§ **Stated goal**
Copy the records below exactly as they are written.

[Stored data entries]
* BEGIN *
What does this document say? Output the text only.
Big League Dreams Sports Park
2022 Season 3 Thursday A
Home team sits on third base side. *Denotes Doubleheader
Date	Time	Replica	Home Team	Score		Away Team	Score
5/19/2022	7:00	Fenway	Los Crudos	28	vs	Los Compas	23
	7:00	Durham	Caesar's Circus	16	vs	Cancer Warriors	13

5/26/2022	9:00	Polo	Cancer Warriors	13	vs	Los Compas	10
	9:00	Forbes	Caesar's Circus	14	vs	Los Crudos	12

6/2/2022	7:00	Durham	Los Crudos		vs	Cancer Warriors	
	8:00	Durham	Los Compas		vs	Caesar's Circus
* END *
§ **The reply**
What does this document say? Output the text only.
Big League Dreams Sports Park
2022 Season 3 Thursday A
Home team sits on third base side. *Denotes Doubleheader
Date	Time	Replica	Home Team	Score		Away Team	Score
5/19/2022	7:00	Fenway	Los Crudos	28	vs	Los Compas	23
	7:00	Durham	Caesar's Circus	16	vs	Cancer Warriors	13

5/26/2022	9:00	Polo	Cancer Warriors	13	vs	Los Compas	10
	9:00	Forbes	Caesar's Circus	14	vs	Los Crudos	12

6/2/2022	7:00	Durham	Los Crudos		vs	Cancer Warriors	
	8:00	Durham	Los Compas		vs	Caesar's Circus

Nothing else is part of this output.